• Data listing:
..............................

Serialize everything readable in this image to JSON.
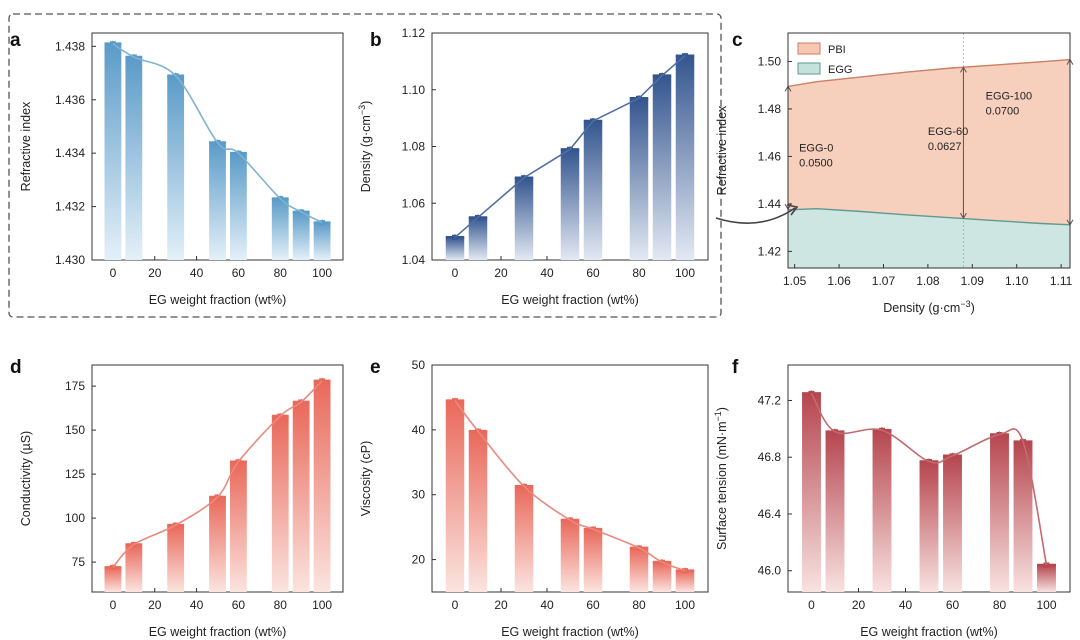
{
  "figure": {
    "colors": {
      "blue_top": "#5b9bc8",
      "blue_bottom": "#e4f0f8",
      "blue_line": "#7fb3d5",
      "navy_top": "#34568f",
      "navy_bottom": "#e3e9f3",
      "navy_line": "#4f6fa3",
      "salmon_top": "#e9695b",
      "salmon_bottom": "#fbe4df",
      "salmon_line": "#e98a7e",
      "maroon_top": "#b6464f",
      "maroon_bottom": "#f8e2e0",
      "maroon_line": "#c46a6f",
      "pbi_fill": "#f6c7b2",
      "egg_fill": "#c4e2dc",
      "pbi_line": "#cc7f63",
      "egg_line": "#5e9a92",
      "arrow": "#444444"
    }
  },
  "chart_data": [
    {
      "panel": "a",
      "type": "bar",
      "title": "",
      "xlabel": "EG weight fraction (wt%)",
      "ylabel": "Refractive index",
      "xlim": [
        -10,
        110
      ],
      "ylim": [
        1.43,
        1.4385
      ],
      "xticks": [
        "0",
        "20",
        "40",
        "60",
        "80",
        "100"
      ],
      "xtick_values": [
        0,
        20,
        40,
        60,
        80,
        100
      ],
      "yticks": [
        "1.430",
        "1.432",
        "1.434",
        "1.436",
        "1.438"
      ],
      "ytick_values": [
        1.43,
        1.432,
        1.434,
        1.436,
        1.438
      ],
      "x": [
        0,
        10,
        30,
        50,
        60,
        80,
        90,
        100
      ],
      "values": [
        1.4381,
        1.4376,
        1.4369,
        1.4344,
        1.434,
        1.4323,
        1.4318,
        1.4314
      ],
      "color": "blue",
      "fit_line": true
    },
    {
      "panel": "b",
      "type": "bar",
      "title": "",
      "xlabel": "EG weight fraction (wt%)",
      "ylabel": "Density (g·cm",
      "ylabel_sup": "−3",
      "xlim": [
        -10,
        110
      ],
      "ylim": [
        1.04,
        1.12
      ],
      "xticks": [
        "0",
        "20",
        "40",
        "60",
        "80",
        "100"
      ],
      "xtick_values": [
        0,
        20,
        40,
        60,
        80,
        100
      ],
      "yticks": [
        "1.04",
        "1.06",
        "1.08",
        "1.10",
        "1.12"
      ],
      "ytick_values": [
        1.04,
        1.06,
        1.08,
        1.1,
        1.12
      ],
      "x": [
        0,
        10,
        30,
        50,
        60,
        80,
        90,
        100
      ],
      "values": [
        1.048,
        1.055,
        1.069,
        1.079,
        1.089,
        1.097,
        1.105,
        1.112
      ],
      "color": "navy",
      "fit_line": "linear"
    },
    {
      "panel": "c",
      "type": "area",
      "title": "",
      "xlabel": "Density (g·cm",
      "xlabel_sup": "−3",
      "ylabel": "Refractive index",
      "xlim": [
        1.0485,
        1.112
      ],
      "ylim": [
        1.413,
        1.512
      ],
      "xticks": [
        "1.05",
        "1.06",
        "1.07",
        "1.08",
        "1.09",
        "1.10",
        "1.11"
      ],
      "xtick_values": [
        1.05,
        1.06,
        1.07,
        1.08,
        1.09,
        1.1,
        1.11
      ],
      "yticks": [
        "1.42",
        "1.44",
        "1.46",
        "1.48",
        "1.50"
      ],
      "ytick_values": [
        1.42,
        1.44,
        1.46,
        1.48,
        1.5
      ],
      "series": [
        {
          "name": "PBI",
          "x": [
            1.0485,
            1.055,
            1.065,
            1.075,
            1.085,
            1.095,
            1.105,
            1.112
          ],
          "values": [
            1.4895,
            1.4915,
            1.4935,
            1.4955,
            1.4972,
            1.4985,
            1.4998,
            1.5008
          ]
        },
        {
          "name": "EGG",
          "x": [
            1.0485,
            1.055,
            1.065,
            1.075,
            1.085,
            1.095,
            1.105,
            1.112
          ],
          "values": [
            1.4375,
            1.438,
            1.4368,
            1.4354,
            1.4342,
            1.433,
            1.4318,
            1.4312
          ]
        }
      ],
      "markers": [
        {
          "x": 1.0485,
          "from": 1.4378,
          "to": 1.4895
        },
        {
          "x": 1.088,
          "from": 1.434,
          "to": 1.4975
        },
        {
          "x": 1.112,
          "from": 1.4312,
          "to": 1.5008
        }
      ],
      "annotations": [
        {
          "name": "EGG-0",
          "value": "0.0500",
          "x": 1.051,
          "y": 1.462
        },
        {
          "name": "EGG-60",
          "value": "0.0627",
          "x": 1.08,
          "y": 1.469
        },
        {
          "name": "EGG-100",
          "value": "0.0700",
          "x": 1.093,
          "y": 1.484
        }
      ]
    },
    {
      "panel": "d",
      "type": "bar",
      "title": "",
      "xlabel": "EG weight fraction (wt%)",
      "ylabel": "Conductivity (µS)",
      "xlim": [
        -10,
        110
      ],
      "ylim": [
        58,
        187
      ],
      "xticks": [
        "0",
        "20",
        "40",
        "60",
        "80",
        "100"
      ],
      "xtick_values": [
        0,
        20,
        40,
        60,
        80,
        100
      ],
      "yticks": [
        "75",
        "100",
        "125",
        "150",
        "175"
      ],
      "ytick_values": [
        75,
        100,
        125,
        150,
        175
      ],
      "x": [
        0,
        10,
        30,
        50,
        60,
        80,
        90,
        100
      ],
      "values": [
        72,
        85,
        96,
        112,
        132,
        158,
        166,
        178
      ],
      "color": "salmon",
      "fit_line": true
    },
    {
      "panel": "e",
      "type": "bar",
      "title": "",
      "xlabel": "EG weight fraction (wt%)",
      "ylabel": "Viscosity (cP)",
      "xlim": [
        -10,
        110
      ],
      "ylim": [
        15,
        50
      ],
      "xticks": [
        "0",
        "20",
        "40",
        "60",
        "80",
        "100"
      ],
      "xtick_values": [
        0,
        20,
        40,
        60,
        80,
        100
      ],
      "yticks": [
        "20",
        "30",
        "40",
        "50"
      ],
      "ytick_values": [
        20,
        30,
        40,
        50
      ],
      "x": [
        0,
        10,
        30,
        50,
        60,
        80,
        90,
        100
      ],
      "values": [
        44.5,
        39.8,
        31.3,
        26.1,
        24.7,
        21.8,
        19.6,
        18.3
      ],
      "color": "salmon",
      "fit_line": true
    },
    {
      "panel": "f",
      "type": "bar",
      "title": "",
      "xlabel": "EG weight fraction (wt%)",
      "ylabel": "Surface tension (mN·m",
      "ylabel_sup": "−1",
      "xlim": [
        -10,
        110
      ],
      "ylim": [
        45.85,
        47.45
      ],
      "xticks": [
        "0",
        "20",
        "40",
        "60",
        "80",
        "100"
      ],
      "xtick_values": [
        0,
        20,
        40,
        60,
        80,
        100
      ],
      "yticks": [
        "46.0",
        "46.4",
        "46.8",
        "47.2"
      ],
      "ytick_values": [
        46.0,
        46.4,
        46.8,
        47.2
      ],
      "x": [
        0,
        10,
        30,
        50,
        60,
        80,
        90,
        100
      ],
      "values": [
        47.25,
        46.98,
        46.99,
        46.77,
        46.81,
        46.96,
        46.91,
        46.04
      ],
      "color": "maroon",
      "fit_line": true
    }
  ]
}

..............................

• What the task requires: Write out all the entries word for word, but skip any images.

• Result:
Serialize everything readable in this image to JSON.
{
  "figure": {
    "colors": {
      "blue_top": "#5b9bc8",
      "blue_bottom": "#e4f0f8",
      "blue_line": "#7fb3d5",
      "navy_top": "#34568f",
      "navy_bottom": "#e3e9f3",
      "navy_line": "#4f6fa3",
      "salmon_top": "#e9695b",
      "salmon_bottom": "#fbe4df",
      "salmon_line": "#e98a7e",
      "maroon_top": "#b6464f",
      "maroon_bottom": "#f8e2e0",
      "maroon_line": "#c46a6f",
      "pbi_fill": "#f6c7b2",
      "egg_fill": "#c4e2dc",
      "pbi_line": "#cc7f63",
      "egg_line": "#5e9a92",
      "arrow": "#444444"
    }
  },
  "chart_data": [
    {
      "panel": "a",
      "type": "bar",
      "title": "",
      "xlabel": "EG weight fraction (wt%)",
      "ylabel": "Refractive index",
      "xlim": [
        -10,
        110
      ],
      "ylim": [
        1.43,
        1.4385
      ],
      "xticks": [
        "0",
        "20",
        "40",
        "60",
        "80",
        "100"
      ],
      "xtick_values": [
        0,
        20,
        40,
        60,
        80,
        100
      ],
      "yticks": [
        "1.430",
        "1.432",
        "1.434",
        "1.436",
        "1.438"
      ],
      "ytick_values": [
        1.43,
        1.432,
        1.434,
        1.436,
        1.438
      ],
      "x": [
        0,
        10,
        30,
        50,
        60,
        80,
        90,
        100
      ],
      "values": [
        1.4381,
        1.4376,
        1.4369,
        1.4344,
        1.434,
        1.4323,
        1.4318,
        1.4314
      ],
      "color": "blue",
      "fit_line": true
    },
    {
      "panel": "b",
      "type": "bar",
      "title": "",
      "xlabel": "EG weight fraction (wt%)",
      "ylabel": "Density (g·cm",
      "ylabel_sup": "−3",
      "xlim": [
        -10,
        110
      ],
      "ylim": [
        1.04,
        1.12
      ],
      "xticks": [
        "0",
        "20",
        "40",
        "60",
        "80",
        "100"
      ],
      "xtick_values": [
        0,
        20,
        40,
        60,
        80,
        100
      ],
      "yticks": [
        "1.04",
        "1.06",
        "1.08",
        "1.10",
        "1.12"
      ],
      "ytick_values": [
        1.04,
        1.06,
        1.08,
        1.1,
        1.12
      ],
      "x": [
        0,
        10,
        30,
        50,
        60,
        80,
        90,
        100
      ],
      "values": [
        1.048,
        1.055,
        1.069,
        1.079,
        1.089,
        1.097,
        1.105,
        1.112
      ],
      "color": "navy",
      "fit_line": "linear"
    },
    {
      "panel": "c",
      "type": "area",
      "title": "",
      "xlabel": "Density (g·cm",
      "xlabel_sup": "−3",
      "ylabel": "Refractive index",
      "xlim": [
        1.0485,
        1.112
      ],
      "ylim": [
        1.413,
        1.512
      ],
      "xticks": [
        "1.05",
        "1.06",
        "1.07",
        "1.08",
        "1.09",
        "1.10",
        "1.11"
      ],
      "xtick_values": [
        1.05,
        1.06,
        1.07,
        1.08,
        1.09,
        1.1,
        1.11
      ],
      "yticks": [
        "1.42",
        "1.44",
        "1.46",
        "1.48",
        "1.50"
      ],
      "ytick_values": [
        1.42,
        1.44,
        1.46,
        1.48,
        1.5
      ],
      "series": [
        {
          "name": "PBI",
          "x": [
            1.0485,
            1.055,
            1.065,
            1.075,
            1.085,
            1.095,
            1.105,
            1.112
          ],
          "values": [
            1.4895,
            1.4915,
            1.4935,
            1.4955,
            1.4972,
            1.4985,
            1.4998,
            1.5008
          ]
        },
        {
          "name": "EGG",
          "x": [
            1.0485,
            1.055,
            1.065,
            1.075,
            1.085,
            1.095,
            1.105,
            1.112
          ],
          "values": [
            1.4375,
            1.438,
            1.4368,
            1.4354,
            1.4342,
            1.433,
            1.4318,
            1.4312
          ]
        }
      ],
      "markers": [
        {
          "x": 1.0485,
          "from": 1.4378,
          "to": 1.4895
        },
        {
          "x": 1.088,
          "from": 1.434,
          "to": 1.4975
        },
        {
          "x": 1.112,
          "from": 1.4312,
          "to": 1.5008
        }
      ],
      "annotations": [
        {
          "name": "EGG-0",
          "value": "0.0500",
          "x": 1.051,
          "y": 1.462
        },
        {
          "name": "EGG-60",
          "value": "0.0627",
          "x": 1.08,
          "y": 1.469
        },
        {
          "name": "EGG-100",
          "value": "0.0700",
          "x": 1.093,
          "y": 1.484
        }
      ]
    },
    {
      "panel": "d",
      "type": "bar",
      "title": "",
      "xlabel": "EG weight fraction (wt%)",
      "ylabel": "Conductivity (µS)",
      "xlim": [
        -10,
        110
      ],
      "ylim": [
        58,
        187
      ],
      "xticks": [
        "0",
        "20",
        "40",
        "60",
        "80",
        "100"
      ],
      "xtick_values": [
        0,
        20,
        40,
        60,
        80,
        100
      ],
      "yticks": [
        "75",
        "100",
        "125",
        "150",
        "175"
      ],
      "ytick_values": [
        75,
        100,
        125,
        150,
        175
      ],
      "x": [
        0,
        10,
        30,
        50,
        60,
        80,
        90,
        100
      ],
      "values": [
        72,
        85,
        96,
        112,
        132,
        158,
        166,
        178
      ],
      "color": "salmon",
      "fit_line": true
    },
    {
      "panel": "e",
      "type": "bar",
      "title": "",
      "xlabel": "EG weight fraction (wt%)",
      "ylabel": "Viscosity (cP)",
      "xlim": [
        -10,
        110
      ],
      "ylim": [
        15,
        50
      ],
      "xticks": [
        "0",
        "20",
        "40",
        "60",
        "80",
        "100"
      ],
      "xtick_values": [
        0,
        20,
        40,
        60,
        80,
        100
      ],
      "yticks": [
        "20",
        "30",
        "40",
        "50"
      ],
      "ytick_values": [
        20,
        30,
        40,
        50
      ],
      "x": [
        0,
        10,
        30,
        50,
        60,
        80,
        90,
        100
      ],
      "values": [
        44.5,
        39.8,
        31.3,
        26.1,
        24.7,
        21.8,
        19.6,
        18.3
      ],
      "color": "salmon",
      "fit_line": true
    },
    {
      "panel": "f",
      "type": "bar",
      "title": "",
      "xlabel": "EG weight fraction (wt%)",
      "ylabel": "Surface tension (mN·m",
      "ylabel_sup": "−1",
      "xlim": [
        -10,
        110
      ],
      "ylim": [
        45.85,
        47.45
      ],
      "xticks": [
        "0",
        "20",
        "40",
        "60",
        "80",
        "100"
      ],
      "xtick_values": [
        0,
        20,
        40,
        60,
        80,
        100
      ],
      "yticks": [
        "46.0",
        "46.4",
        "46.8",
        "47.2"
      ],
      "ytick_values": [
        46.0,
        46.4,
        46.8,
        47.2
      ],
      "x": [
        0,
        10,
        30,
        50,
        60,
        80,
        90,
        100
      ],
      "values": [
        47.25,
        46.98,
        46.99,
        46.77,
        46.81,
        46.96,
        46.91,
        46.04
      ],
      "color": "maroon",
      "fit_line": true
    }
  ]
}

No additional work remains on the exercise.